§ Task to carry out
Your task is to repeat all of the data exactly while excluding the pictures.

§ Data entries for graphics
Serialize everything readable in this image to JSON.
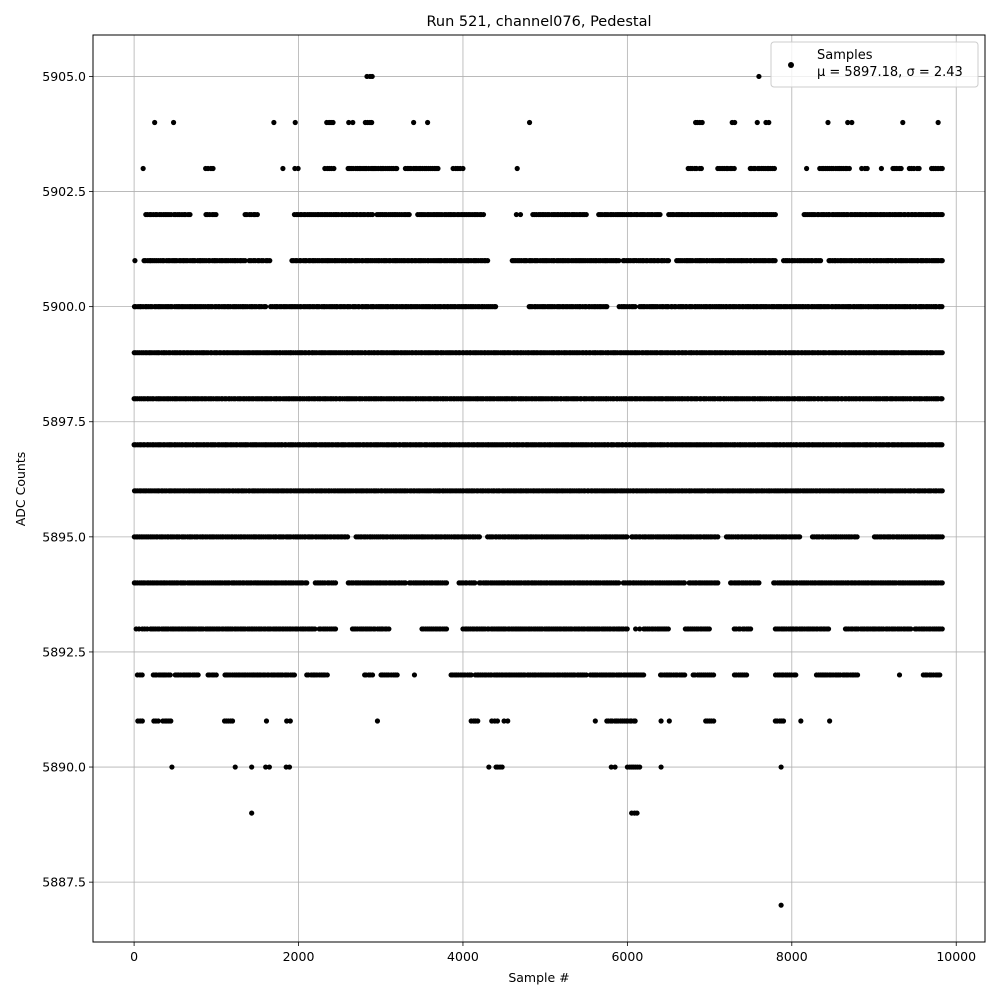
{
  "chart_data": {
    "type": "scatter",
    "title": "Run 521, channel076, Pedestal",
    "xlabel": "Sample #",
    "ylabel": "ADC Counts",
    "xlim": [
      -500,
      10350
    ],
    "ylim": [
      5886.2,
      5905.9
    ],
    "xticks": [
      0,
      2000,
      4000,
      6000,
      8000,
      10000
    ],
    "xtick_labels": [
      "0",
      "2000",
      "4000",
      "6000",
      "8000",
      "10000"
    ],
    "yticks": [
      5887.5,
      5890.0,
      5892.5,
      5895.0,
      5897.5,
      5900.0,
      5902.5,
      5905.0
    ],
    "ytick_labels": [
      "5887.5",
      "5890.0",
      "5892.5",
      "5895.0",
      "5897.5",
      "5900.0",
      "5902.5",
      "5905.0"
    ],
    "grid": true,
    "legend": {
      "position": "top-right",
      "line1": "Samples",
      "line2": "μ = 5897.18, σ = 2.43"
    },
    "marker_color": "#000000",
    "n_samples": 9830,
    "mean": 5897.18,
    "sigma": 2.43,
    "levels": [
      {
        "y": 5905,
        "ranges": [
          [
            2830,
            2900
          ],
          [
            7590,
            7610
          ]
        ]
      },
      {
        "y": 5904,
        "ranges": [
          [
            240,
            260
          ],
          [
            470,
            490
          ],
          [
            1690,
            1710
          ],
          [
            1950,
            1970
          ],
          [
            2340,
            2420
          ],
          [
            2610,
            2660
          ],
          [
            2810,
            2890
          ],
          [
            3390,
            3410
          ],
          [
            3560,
            3580
          ],
          [
            4800,
            4820
          ],
          [
            6830,
            6910
          ],
          [
            7270,
            7310
          ],
          [
            7570,
            7590
          ],
          [
            7680,
            7720
          ],
          [
            8430,
            8450
          ],
          [
            8680,
            8730
          ],
          [
            9340,
            9360
          ],
          [
            9770,
            9790
          ]
        ]
      },
      {
        "y": 5903,
        "ranges": [
          [
            100,
            120
          ],
          [
            870,
            960
          ],
          [
            1800,
            1820
          ],
          [
            1950,
            2000
          ],
          [
            2320,
            2430
          ],
          [
            2600,
            3200
          ],
          [
            3300,
            3700
          ],
          [
            3880,
            4000
          ],
          [
            4650,
            4670
          ],
          [
            6740,
            6900
          ],
          [
            7100,
            7300
          ],
          [
            7490,
            7790
          ],
          [
            8170,
            8190
          ],
          [
            8340,
            8700
          ],
          [
            8850,
            8920
          ],
          [
            9080,
            9100
          ],
          [
            9230,
            9330
          ],
          [
            9430,
            9550
          ],
          [
            9700,
            9830
          ]
        ]
      },
      {
        "y": 5902,
        "ranges": [
          [
            140,
            450
          ],
          [
            480,
            680
          ],
          [
            870,
            1000
          ],
          [
            1350,
            1500
          ],
          [
            1950,
            2900
          ],
          [
            2950,
            3350
          ],
          [
            3450,
            4250
          ],
          [
            4650,
            4700
          ],
          [
            4850,
            5500
          ],
          [
            5650,
            6400
          ],
          [
            6500,
            7800
          ],
          [
            8150,
            9830
          ]
        ]
      },
      {
        "y": 5901,
        "ranges": [
          [
            0,
            20
          ],
          [
            120,
            1350
          ],
          [
            1400,
            1650
          ],
          [
            1920,
            4300
          ],
          [
            4600,
            5900
          ],
          [
            5950,
            6500
          ],
          [
            6600,
            7800
          ],
          [
            7900,
            8350
          ],
          [
            8450,
            9830
          ]
        ]
      },
      {
        "y": 5900,
        "ranges": [
          [
            0,
            1600
          ],
          [
            1660,
            4400
          ],
          [
            4800,
            5750
          ],
          [
            5900,
            6100
          ],
          [
            6150,
            9830
          ]
        ]
      },
      {
        "y": 5899,
        "ranges": [
          [
            0,
            9830
          ]
        ]
      },
      {
        "y": 5898,
        "ranges": [
          [
            0,
            9830
          ]
        ]
      },
      {
        "y": 5897,
        "ranges": [
          [
            0,
            9830
          ]
        ]
      },
      {
        "y": 5896,
        "ranges": [
          [
            0,
            9830
          ]
        ]
      },
      {
        "y": 5895,
        "ranges": [
          [
            0,
            2600
          ],
          [
            2700,
            3500
          ],
          [
            3500,
            4200
          ],
          [
            4300,
            6000
          ],
          [
            6050,
            7100
          ],
          [
            7200,
            8100
          ],
          [
            8250,
            8800
          ],
          [
            9000,
            9830
          ]
        ]
      },
      {
        "y": 5894,
        "ranges": [
          [
            0,
            2100
          ],
          [
            2200,
            2450
          ],
          [
            2600,
            3300
          ],
          [
            3350,
            3800
          ],
          [
            3950,
            4150
          ],
          [
            4200,
            5900
          ],
          [
            5950,
            6700
          ],
          [
            6750,
            7100
          ],
          [
            7250,
            7600
          ],
          [
            7780,
            9830
          ]
        ]
      },
      {
        "y": 5893,
        "ranges": [
          [
            20,
            60
          ],
          [
            100,
            160
          ],
          [
            200,
            2200
          ],
          [
            2250,
            2450
          ],
          [
            2650,
            3100
          ],
          [
            3500,
            3800
          ],
          [
            4000,
            4500
          ],
          [
            4500,
            6000
          ],
          [
            6100,
            6150
          ],
          [
            6200,
            6500
          ],
          [
            6700,
            7000
          ],
          [
            7300,
            7500
          ],
          [
            7800,
            8450
          ],
          [
            8650,
            9000
          ],
          [
            9000,
            9450
          ],
          [
            9500,
            9830
          ]
        ]
      },
      {
        "y": 5892,
        "ranges": [
          [
            40,
            100
          ],
          [
            230,
            440
          ],
          [
            500,
            780
          ],
          [
            900,
            1000
          ],
          [
            1100,
            1500
          ],
          [
            1500,
            1950
          ],
          [
            2100,
            2350
          ],
          [
            2800,
            2900
          ],
          [
            3000,
            3200
          ],
          [
            3400,
            3420
          ],
          [
            3850,
            4100
          ],
          [
            4150,
            5500
          ],
          [
            5550,
            6200
          ],
          [
            6400,
            6700
          ],
          [
            6800,
            7050
          ],
          [
            7300,
            7450
          ],
          [
            7800,
            8050
          ],
          [
            8300,
            8800
          ],
          [
            9300,
            9320
          ],
          [
            9600,
            9800
          ]
        ]
      },
      {
        "y": 5891,
        "ranges": [
          [
            40,
            100
          ],
          [
            240,
            300
          ],
          [
            350,
            450
          ],
          [
            1100,
            1200
          ],
          [
            1600,
            1620
          ],
          [
            1850,
            1900
          ],
          [
            2950,
            2970
          ],
          [
            4100,
            4180
          ],
          [
            4350,
            4420
          ],
          [
            4500,
            4550
          ],
          [
            5600,
            5620
          ],
          [
            5750,
            6100
          ],
          [
            6400,
            6420
          ],
          [
            6500,
            6520
          ],
          [
            6950,
            7050
          ],
          [
            7800,
            7900
          ],
          [
            8100,
            8120
          ],
          [
            8450,
            8470
          ]
        ]
      },
      {
        "y": 5890,
        "ranges": [
          [
            450,
            470
          ],
          [
            1220,
            1240
          ],
          [
            1420,
            1440
          ],
          [
            1600,
            1650
          ],
          [
            1850,
            1890
          ],
          [
            4300,
            4330
          ],
          [
            4400,
            4480
          ],
          [
            5800,
            5850
          ],
          [
            6000,
            6150
          ],
          [
            6400,
            6420
          ],
          [
            7860,
            7880
          ]
        ]
      },
      {
        "y": 5889,
        "ranges": [
          [
            1420,
            1440
          ],
          [
            6050,
            6120
          ]
        ]
      },
      {
        "y": 5887,
        "ranges": [
          [
            7860,
            7880
          ]
        ]
      }
    ]
  }
}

§ Response below
Serialize everything readable in this image to JSON.
{
  "chart_data": {
    "type": "scatter",
    "title": "Run 521, channel076, Pedestal",
    "xlabel": "Sample #",
    "ylabel": "ADC Counts",
    "xlim": [
      -500,
      10350
    ],
    "ylim": [
      5886.2,
      5905.9
    ],
    "xticks": [
      0,
      2000,
      4000,
      6000,
      8000,
      10000
    ],
    "xtick_labels": [
      "0",
      "2000",
      "4000",
      "6000",
      "8000",
      "10000"
    ],
    "yticks": [
      5887.5,
      5890.0,
      5892.5,
      5895.0,
      5897.5,
      5900.0,
      5902.5,
      5905.0
    ],
    "ytick_labels": [
      "5887.5",
      "5890.0",
      "5892.5",
      "5895.0",
      "5897.5",
      "5900.0",
      "5902.5",
      "5905.0"
    ],
    "grid": true,
    "legend": {
      "position": "top-right",
      "line1": "Samples",
      "line2": "μ = 5897.18, σ = 2.43"
    },
    "marker_color": "#000000",
    "n_samples": 9830,
    "mean": 5897.18,
    "sigma": 2.43,
    "levels": [
      {
        "y": 5905,
        "ranges": [
          [
            2830,
            2900
          ],
          [
            7590,
            7610
          ]
        ]
      },
      {
        "y": 5904,
        "ranges": [
          [
            240,
            260
          ],
          [
            470,
            490
          ],
          [
            1690,
            1710
          ],
          [
            1950,
            1970
          ],
          [
            2340,
            2420
          ],
          [
            2610,
            2660
          ],
          [
            2810,
            2890
          ],
          [
            3390,
            3410
          ],
          [
            3560,
            3580
          ],
          [
            4800,
            4820
          ],
          [
            6830,
            6910
          ],
          [
            7270,
            7310
          ],
          [
            7570,
            7590
          ],
          [
            7680,
            7720
          ],
          [
            8430,
            8450
          ],
          [
            8680,
            8730
          ],
          [
            9340,
            9360
          ],
          [
            9770,
            9790
          ]
        ]
      },
      {
        "y": 5903,
        "ranges": [
          [
            100,
            120
          ],
          [
            870,
            960
          ],
          [
            1800,
            1820
          ],
          [
            1950,
            2000
          ],
          [
            2320,
            2430
          ],
          [
            2600,
            3200
          ],
          [
            3300,
            3700
          ],
          [
            3880,
            4000
          ],
          [
            4650,
            4670
          ],
          [
            6740,
            6900
          ],
          [
            7100,
            7300
          ],
          [
            7490,
            7790
          ],
          [
            8170,
            8190
          ],
          [
            8340,
            8700
          ],
          [
            8850,
            8920
          ],
          [
            9080,
            9100
          ],
          [
            9230,
            9330
          ],
          [
            9430,
            9550
          ],
          [
            9700,
            9830
          ]
        ]
      },
      {
        "y": 5902,
        "ranges": [
          [
            140,
            450
          ],
          [
            480,
            680
          ],
          [
            870,
            1000
          ],
          [
            1350,
            1500
          ],
          [
            1950,
            2900
          ],
          [
            2950,
            3350
          ],
          [
            3450,
            4250
          ],
          [
            4650,
            4700
          ],
          [
            4850,
            5500
          ],
          [
            5650,
            6400
          ],
          [
            6500,
            7800
          ],
          [
            8150,
            9830
          ]
        ]
      },
      {
        "y": 5901,
        "ranges": [
          [
            0,
            20
          ],
          [
            120,
            1350
          ],
          [
            1400,
            1650
          ],
          [
            1920,
            4300
          ],
          [
            4600,
            5900
          ],
          [
            5950,
            6500
          ],
          [
            6600,
            7800
          ],
          [
            7900,
            8350
          ],
          [
            8450,
            9830
          ]
        ]
      },
      {
        "y": 5900,
        "ranges": [
          [
            0,
            1600
          ],
          [
            1660,
            4400
          ],
          [
            4800,
            5750
          ],
          [
            5900,
            6100
          ],
          [
            6150,
            9830
          ]
        ]
      },
      {
        "y": 5899,
        "ranges": [
          [
            0,
            9830
          ]
        ]
      },
      {
        "y": 5898,
        "ranges": [
          [
            0,
            9830
          ]
        ]
      },
      {
        "y": 5897,
        "ranges": [
          [
            0,
            9830
          ]
        ]
      },
      {
        "y": 5896,
        "ranges": [
          [
            0,
            9830
          ]
        ]
      },
      {
        "y": 5895,
        "ranges": [
          [
            0,
            2600
          ],
          [
            2700,
            3500
          ],
          [
            3500,
            4200
          ],
          [
            4300,
            6000
          ],
          [
            6050,
            7100
          ],
          [
            7200,
            8100
          ],
          [
            8250,
            8800
          ],
          [
            9000,
            9830
          ]
        ]
      },
      {
        "y": 5894,
        "ranges": [
          [
            0,
            2100
          ],
          [
            2200,
            2450
          ],
          [
            2600,
            3300
          ],
          [
            3350,
            3800
          ],
          [
            3950,
            4150
          ],
          [
            4200,
            5900
          ],
          [
            5950,
            6700
          ],
          [
            6750,
            7100
          ],
          [
            7250,
            7600
          ],
          [
            7780,
            9830
          ]
        ]
      },
      {
        "y": 5893,
        "ranges": [
          [
            20,
            60
          ],
          [
            100,
            160
          ],
          [
            200,
            2200
          ],
          [
            2250,
            2450
          ],
          [
            2650,
            3100
          ],
          [
            3500,
            3800
          ],
          [
            4000,
            4500
          ],
          [
            4500,
            6000
          ],
          [
            6100,
            6150
          ],
          [
            6200,
            6500
          ],
          [
            6700,
            7000
          ],
          [
            7300,
            7500
          ],
          [
            7800,
            8450
          ],
          [
            8650,
            9000
          ],
          [
            9000,
            9450
          ],
          [
            9500,
            9830
          ]
        ]
      },
      {
        "y": 5892,
        "ranges": [
          [
            40,
            100
          ],
          [
            230,
            440
          ],
          [
            500,
            780
          ],
          [
            900,
            1000
          ],
          [
            1100,
            1500
          ],
          [
            1500,
            1950
          ],
          [
            2100,
            2350
          ],
          [
            2800,
            2900
          ],
          [
            3000,
            3200
          ],
          [
            3400,
            3420
          ],
          [
            3850,
            4100
          ],
          [
            4150,
            5500
          ],
          [
            5550,
            6200
          ],
          [
            6400,
            6700
          ],
          [
            6800,
            7050
          ],
          [
            7300,
            7450
          ],
          [
            7800,
            8050
          ],
          [
            8300,
            8800
          ],
          [
            9300,
            9320
          ],
          [
            9600,
            9800
          ]
        ]
      },
      {
        "y": 5891,
        "ranges": [
          [
            40,
            100
          ],
          [
            240,
            300
          ],
          [
            350,
            450
          ],
          [
            1100,
            1200
          ],
          [
            1600,
            1620
          ],
          [
            1850,
            1900
          ],
          [
            2950,
            2970
          ],
          [
            4100,
            4180
          ],
          [
            4350,
            4420
          ],
          [
            4500,
            4550
          ],
          [
            5600,
            5620
          ],
          [
            5750,
            6100
          ],
          [
            6400,
            6420
          ],
          [
            6500,
            6520
          ],
          [
            6950,
            7050
          ],
          [
            7800,
            7900
          ],
          [
            8100,
            8120
          ],
          [
            8450,
            8470
          ]
        ]
      },
      {
        "y": 5890,
        "ranges": [
          [
            450,
            470
          ],
          [
            1220,
            1240
          ],
          [
            1420,
            1440
          ],
          [
            1600,
            1650
          ],
          [
            1850,
            1890
          ],
          [
            4300,
            4330
          ],
          [
            4400,
            4480
          ],
          [
            5800,
            5850
          ],
          [
            6000,
            6150
          ],
          [
            6400,
            6420
          ],
          [
            7860,
            7880
          ]
        ]
      },
      {
        "y": 5889,
        "ranges": [
          [
            1420,
            1440
          ],
          [
            6050,
            6120
          ]
        ]
      },
      {
        "y": 5887,
        "ranges": [
          [
            7860,
            7880
          ]
        ]
      }
    ]
  }
}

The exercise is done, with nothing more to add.